▸ WHAT THIS TASK INVOLVES:
Return each line holding the string "взносы".

========

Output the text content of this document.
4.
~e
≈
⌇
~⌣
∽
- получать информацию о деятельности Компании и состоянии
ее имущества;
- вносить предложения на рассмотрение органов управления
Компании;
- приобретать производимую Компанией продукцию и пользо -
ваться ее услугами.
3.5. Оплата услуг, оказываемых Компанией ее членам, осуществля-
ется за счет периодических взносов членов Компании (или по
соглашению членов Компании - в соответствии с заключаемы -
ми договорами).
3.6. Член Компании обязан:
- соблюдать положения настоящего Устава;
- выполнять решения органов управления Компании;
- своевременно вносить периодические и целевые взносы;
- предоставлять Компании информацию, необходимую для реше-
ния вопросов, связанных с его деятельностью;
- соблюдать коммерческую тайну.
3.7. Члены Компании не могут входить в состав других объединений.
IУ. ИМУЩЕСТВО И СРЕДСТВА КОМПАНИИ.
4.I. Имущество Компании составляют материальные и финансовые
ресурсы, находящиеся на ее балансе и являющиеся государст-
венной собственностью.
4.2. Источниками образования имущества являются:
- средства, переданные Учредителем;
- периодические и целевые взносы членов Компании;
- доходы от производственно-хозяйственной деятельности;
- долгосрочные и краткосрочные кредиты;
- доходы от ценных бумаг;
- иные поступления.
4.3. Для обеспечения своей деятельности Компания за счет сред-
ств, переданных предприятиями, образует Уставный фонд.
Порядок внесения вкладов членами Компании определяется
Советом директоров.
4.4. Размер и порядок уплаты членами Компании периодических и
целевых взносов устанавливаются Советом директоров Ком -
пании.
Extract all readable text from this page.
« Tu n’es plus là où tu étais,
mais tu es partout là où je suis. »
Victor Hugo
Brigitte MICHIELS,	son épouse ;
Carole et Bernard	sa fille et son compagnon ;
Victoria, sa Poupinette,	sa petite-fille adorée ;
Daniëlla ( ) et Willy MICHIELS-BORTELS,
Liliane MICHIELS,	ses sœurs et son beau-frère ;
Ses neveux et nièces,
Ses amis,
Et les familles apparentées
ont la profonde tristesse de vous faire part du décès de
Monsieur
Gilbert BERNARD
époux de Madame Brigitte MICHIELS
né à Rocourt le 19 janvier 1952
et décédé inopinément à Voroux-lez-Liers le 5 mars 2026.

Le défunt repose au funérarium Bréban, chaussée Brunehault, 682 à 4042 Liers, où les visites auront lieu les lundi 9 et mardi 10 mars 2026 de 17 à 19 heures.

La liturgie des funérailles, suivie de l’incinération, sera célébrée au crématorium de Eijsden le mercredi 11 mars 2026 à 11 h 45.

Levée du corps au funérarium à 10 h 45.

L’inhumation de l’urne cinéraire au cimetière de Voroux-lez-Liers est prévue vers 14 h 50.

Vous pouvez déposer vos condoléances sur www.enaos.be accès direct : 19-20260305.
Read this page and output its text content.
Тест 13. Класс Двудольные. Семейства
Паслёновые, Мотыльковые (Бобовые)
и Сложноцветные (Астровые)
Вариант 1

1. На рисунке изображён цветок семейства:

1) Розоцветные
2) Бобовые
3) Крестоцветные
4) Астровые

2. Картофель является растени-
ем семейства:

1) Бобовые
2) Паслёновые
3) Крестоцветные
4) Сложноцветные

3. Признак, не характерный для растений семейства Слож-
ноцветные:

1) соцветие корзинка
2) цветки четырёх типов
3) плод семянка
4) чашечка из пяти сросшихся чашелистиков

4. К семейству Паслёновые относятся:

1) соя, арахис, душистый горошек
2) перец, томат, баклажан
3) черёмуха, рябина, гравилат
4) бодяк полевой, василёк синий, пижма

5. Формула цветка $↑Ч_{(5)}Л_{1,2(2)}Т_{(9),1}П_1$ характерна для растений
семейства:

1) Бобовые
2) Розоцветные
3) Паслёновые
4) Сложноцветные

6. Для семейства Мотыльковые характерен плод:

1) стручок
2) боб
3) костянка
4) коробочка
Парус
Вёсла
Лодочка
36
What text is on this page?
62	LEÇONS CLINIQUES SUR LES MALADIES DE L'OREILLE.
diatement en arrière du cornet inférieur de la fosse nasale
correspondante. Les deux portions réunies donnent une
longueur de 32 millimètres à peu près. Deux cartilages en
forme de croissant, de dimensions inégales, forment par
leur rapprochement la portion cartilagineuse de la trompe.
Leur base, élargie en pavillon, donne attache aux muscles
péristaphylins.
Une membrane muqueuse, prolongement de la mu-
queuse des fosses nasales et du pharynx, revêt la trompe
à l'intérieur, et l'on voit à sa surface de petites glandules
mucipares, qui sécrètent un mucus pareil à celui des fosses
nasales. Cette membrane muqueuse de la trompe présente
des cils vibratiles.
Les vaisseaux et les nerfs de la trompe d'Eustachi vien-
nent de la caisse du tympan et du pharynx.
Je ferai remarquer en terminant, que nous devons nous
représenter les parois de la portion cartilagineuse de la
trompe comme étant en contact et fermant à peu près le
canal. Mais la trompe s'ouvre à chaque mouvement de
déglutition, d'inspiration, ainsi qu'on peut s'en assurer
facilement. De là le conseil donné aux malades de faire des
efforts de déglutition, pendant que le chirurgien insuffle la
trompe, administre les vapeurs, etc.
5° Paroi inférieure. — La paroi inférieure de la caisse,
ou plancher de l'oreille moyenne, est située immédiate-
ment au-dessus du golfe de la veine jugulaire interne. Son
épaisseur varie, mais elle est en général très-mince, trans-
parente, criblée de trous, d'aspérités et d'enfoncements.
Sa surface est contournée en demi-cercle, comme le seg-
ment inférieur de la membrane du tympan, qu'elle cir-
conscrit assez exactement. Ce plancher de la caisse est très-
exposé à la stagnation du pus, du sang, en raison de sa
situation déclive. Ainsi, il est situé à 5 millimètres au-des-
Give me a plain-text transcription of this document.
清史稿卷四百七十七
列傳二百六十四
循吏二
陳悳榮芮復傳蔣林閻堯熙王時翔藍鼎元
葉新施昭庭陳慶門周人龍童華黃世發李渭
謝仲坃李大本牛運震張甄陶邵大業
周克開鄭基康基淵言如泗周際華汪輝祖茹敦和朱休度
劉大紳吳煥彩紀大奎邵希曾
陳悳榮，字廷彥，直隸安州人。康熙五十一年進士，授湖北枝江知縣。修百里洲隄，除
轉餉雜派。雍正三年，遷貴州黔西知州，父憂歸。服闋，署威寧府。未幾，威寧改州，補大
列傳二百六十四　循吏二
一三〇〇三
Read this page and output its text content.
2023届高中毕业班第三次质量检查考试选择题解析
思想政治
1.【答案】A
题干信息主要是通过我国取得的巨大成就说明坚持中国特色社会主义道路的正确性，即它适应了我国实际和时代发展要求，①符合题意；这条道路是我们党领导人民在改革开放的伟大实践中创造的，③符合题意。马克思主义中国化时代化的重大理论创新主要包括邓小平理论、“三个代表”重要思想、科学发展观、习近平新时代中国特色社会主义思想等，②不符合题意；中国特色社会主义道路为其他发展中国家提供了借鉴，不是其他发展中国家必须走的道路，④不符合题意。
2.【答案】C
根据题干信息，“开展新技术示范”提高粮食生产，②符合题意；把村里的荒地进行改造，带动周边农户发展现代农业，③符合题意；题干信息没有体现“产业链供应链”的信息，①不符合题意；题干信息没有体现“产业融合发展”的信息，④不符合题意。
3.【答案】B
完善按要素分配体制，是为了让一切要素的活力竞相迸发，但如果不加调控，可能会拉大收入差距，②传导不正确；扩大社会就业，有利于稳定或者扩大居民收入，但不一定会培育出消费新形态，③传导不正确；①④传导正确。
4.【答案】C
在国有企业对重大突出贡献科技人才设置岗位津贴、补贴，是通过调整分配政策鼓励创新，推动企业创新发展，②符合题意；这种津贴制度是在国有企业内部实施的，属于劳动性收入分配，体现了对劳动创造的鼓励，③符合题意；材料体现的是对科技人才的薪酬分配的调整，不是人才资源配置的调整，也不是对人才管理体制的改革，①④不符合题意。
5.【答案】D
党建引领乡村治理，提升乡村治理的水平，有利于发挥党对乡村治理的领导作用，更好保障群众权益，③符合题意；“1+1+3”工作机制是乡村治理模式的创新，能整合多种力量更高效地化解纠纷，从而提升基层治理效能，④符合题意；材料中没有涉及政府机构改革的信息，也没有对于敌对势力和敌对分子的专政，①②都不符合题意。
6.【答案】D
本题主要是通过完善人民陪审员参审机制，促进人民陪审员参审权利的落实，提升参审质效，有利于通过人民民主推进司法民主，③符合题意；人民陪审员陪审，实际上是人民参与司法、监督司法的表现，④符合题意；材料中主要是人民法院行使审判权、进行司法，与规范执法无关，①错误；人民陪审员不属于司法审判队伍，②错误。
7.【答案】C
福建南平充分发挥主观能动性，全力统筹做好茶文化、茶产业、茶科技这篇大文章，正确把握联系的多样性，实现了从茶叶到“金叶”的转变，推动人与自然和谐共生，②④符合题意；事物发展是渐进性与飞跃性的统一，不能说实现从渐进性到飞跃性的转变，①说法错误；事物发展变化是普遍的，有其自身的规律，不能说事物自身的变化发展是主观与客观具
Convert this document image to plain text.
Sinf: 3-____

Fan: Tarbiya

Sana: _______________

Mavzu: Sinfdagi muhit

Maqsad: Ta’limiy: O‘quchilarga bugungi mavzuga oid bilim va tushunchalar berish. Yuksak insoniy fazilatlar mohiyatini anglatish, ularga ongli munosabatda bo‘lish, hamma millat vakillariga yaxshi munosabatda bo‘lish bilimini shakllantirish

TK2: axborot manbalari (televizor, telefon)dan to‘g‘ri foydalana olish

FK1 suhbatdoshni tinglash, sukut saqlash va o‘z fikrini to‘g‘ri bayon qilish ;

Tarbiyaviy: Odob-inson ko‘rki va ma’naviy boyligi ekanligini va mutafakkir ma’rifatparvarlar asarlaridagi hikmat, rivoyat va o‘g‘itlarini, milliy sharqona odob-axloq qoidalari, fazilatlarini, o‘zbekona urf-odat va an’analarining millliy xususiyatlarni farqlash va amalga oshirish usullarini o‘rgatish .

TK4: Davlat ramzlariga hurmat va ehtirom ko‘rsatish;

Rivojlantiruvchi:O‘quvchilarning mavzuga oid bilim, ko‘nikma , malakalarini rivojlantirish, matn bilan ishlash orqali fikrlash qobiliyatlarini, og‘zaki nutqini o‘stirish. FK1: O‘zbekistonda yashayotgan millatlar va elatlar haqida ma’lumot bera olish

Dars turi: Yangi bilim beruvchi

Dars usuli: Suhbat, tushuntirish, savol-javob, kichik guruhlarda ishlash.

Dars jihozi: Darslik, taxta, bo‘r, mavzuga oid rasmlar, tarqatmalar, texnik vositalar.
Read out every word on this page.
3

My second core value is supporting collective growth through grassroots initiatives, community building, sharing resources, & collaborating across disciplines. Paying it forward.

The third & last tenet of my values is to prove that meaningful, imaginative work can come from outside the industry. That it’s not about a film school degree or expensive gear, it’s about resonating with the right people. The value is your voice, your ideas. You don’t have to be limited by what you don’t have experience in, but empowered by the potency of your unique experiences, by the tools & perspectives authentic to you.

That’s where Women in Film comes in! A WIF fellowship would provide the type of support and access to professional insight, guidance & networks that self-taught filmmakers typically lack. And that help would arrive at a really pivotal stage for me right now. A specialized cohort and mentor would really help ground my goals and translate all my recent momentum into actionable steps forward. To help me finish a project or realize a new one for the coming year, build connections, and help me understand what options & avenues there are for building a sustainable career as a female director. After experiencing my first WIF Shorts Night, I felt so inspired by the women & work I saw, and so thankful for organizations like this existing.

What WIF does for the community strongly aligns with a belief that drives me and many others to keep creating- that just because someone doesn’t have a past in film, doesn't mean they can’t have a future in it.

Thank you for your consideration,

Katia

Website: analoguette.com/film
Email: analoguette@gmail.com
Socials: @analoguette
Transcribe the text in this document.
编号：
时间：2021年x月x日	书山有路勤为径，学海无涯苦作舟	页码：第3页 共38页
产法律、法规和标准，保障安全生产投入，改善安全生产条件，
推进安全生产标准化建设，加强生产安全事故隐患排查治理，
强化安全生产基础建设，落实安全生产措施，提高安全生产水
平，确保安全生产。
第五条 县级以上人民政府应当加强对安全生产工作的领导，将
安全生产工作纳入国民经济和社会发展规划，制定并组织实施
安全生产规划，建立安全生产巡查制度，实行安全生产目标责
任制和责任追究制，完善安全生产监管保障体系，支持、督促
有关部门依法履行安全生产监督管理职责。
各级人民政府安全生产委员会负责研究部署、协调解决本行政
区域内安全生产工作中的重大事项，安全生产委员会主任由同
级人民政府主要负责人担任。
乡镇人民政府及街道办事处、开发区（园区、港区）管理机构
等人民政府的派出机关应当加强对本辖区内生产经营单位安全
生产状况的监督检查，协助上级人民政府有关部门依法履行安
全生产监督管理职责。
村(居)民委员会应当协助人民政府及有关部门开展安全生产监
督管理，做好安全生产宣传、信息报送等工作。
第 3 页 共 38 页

========

▸ ANSWER TO THIS PROBLEM:
- своевременно вносить периодические и целевые взносы;
- периодические и целевые взносы членов Компании;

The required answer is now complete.